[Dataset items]
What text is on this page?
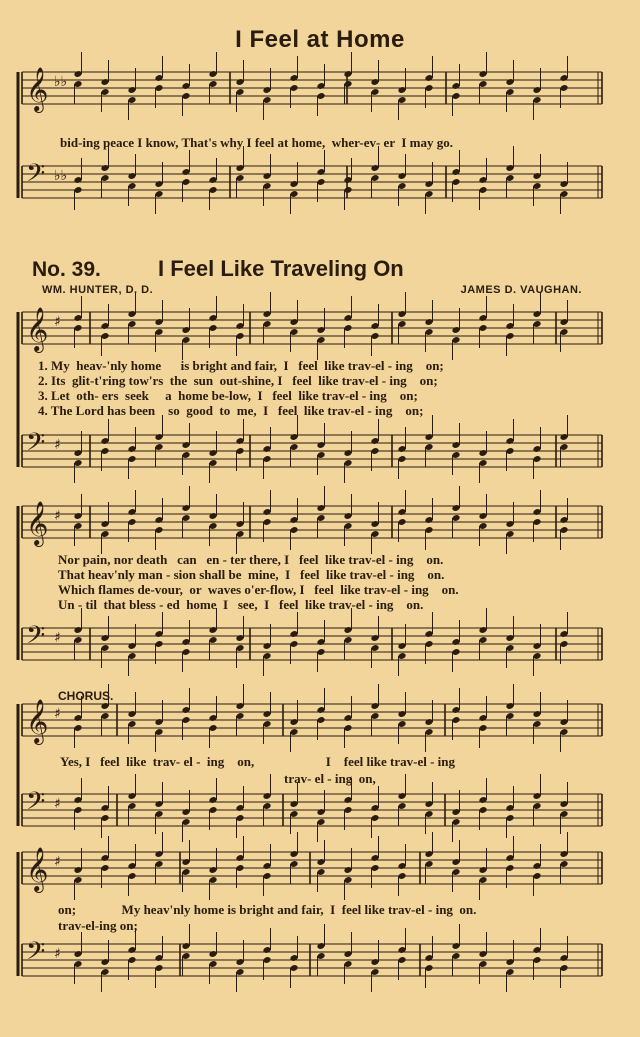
I Feel at Home
𝄞 ♭♭
𝄢 ♭♭
𝄞 ♯
𝄢 ♯
𝄞 ♯
𝄢 ♯
𝄞 ♯
𝄢 ♯
𝄞 ♯
𝄢 ♯
bid-ing peace I know, That's why I feel at home,  wher-ev- er  I may go.
No. 39.	I Feel Like Traveling On
WM. HUNTER, D. D.	JAMES D. VAUGHAN.
1. My  heav-'nly home      is bright and fair,  I   feel  like trav-el - ing    on;
2. Its  glit-t'ring tow'rs  the  sun  out-shine, I   feel  like trav-el - ing    on;
3. Let  oth- ers  seek     a  home be-low,  I   feel  like trav-el - ing    on;
4. The Lord has been    so  good  to  me,  I   feel  like trav-el - ing    on;
Nor pain, nor death   can   en - ter there, I   feel  like trav-el - ing    on.
That heav'nly man - sion shall be  mine,  I   feel  like trav-el - ing    on.
Which flames de-vour,  or  waves o'er-flow, I   feel  like trav-el - ing    on.
Un - til  that bless - ed  home  I   see,  I   feel  like trav-el - ing    on.
CHORUS.
Yes, I   feel  like  trav- el -  ing    on,                      I    feel like trav-el - ing
trav- el - ing  on,
on;              My heav'nly home is bright and fair,  I  feel like trav-el - ing  on.
trav-el-ing on;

What is expected: Transcribe the full listing above exactly as it stands, minus the pictures.

Response to this exercise:
What text is on this page?
I Feel at Home
𝄞 ♭♭
𝄢 ♭♭
𝄞 ♯
𝄢 ♯
𝄞 ♯
𝄢 ♯
𝄞 ♯
𝄢 ♯
𝄞 ♯
𝄢 ♯
bid-ing peace I know, That's why I feel at home,  wher-ev- er  I may go.
No. 39.	I Feel Like Traveling On
WM. HUNTER, D. D.	JAMES D. VAUGHAN.
1. My  heav-'nly home      is bright and fair,  I   feel  like trav-el - ing    on;
2. Its  glit-t'ring tow'rs  the  sun  out-shine, I   feel  like trav-el - ing    on;
3. Let  oth- ers  seek     a  home be-low,  I   feel  like trav-el - ing    on;
4. The Lord has been    so  good  to  me,  I   feel  like trav-el - ing    on;
Nor pain, nor death   can   en - ter there, I   feel  like trav-el - ing    on.
That heav'nly man - sion shall be  mine,  I   feel  like trav-el - ing    on.
Which flames de-vour,  or  waves o'er-flow, I   feel  like trav-el - ing    on.
Un - til  that bless - ed  home  I   see,  I   feel  like trav-el - ing    on.
CHORUS.
Yes, I   feel  like  trav- el -  ing    on,                      I    feel like trav-el - ing
trav- el - ing  on,
on;              My heav'nly home is bright and fair,  I  feel like trav-el - ing  on.
trav-el-ing on;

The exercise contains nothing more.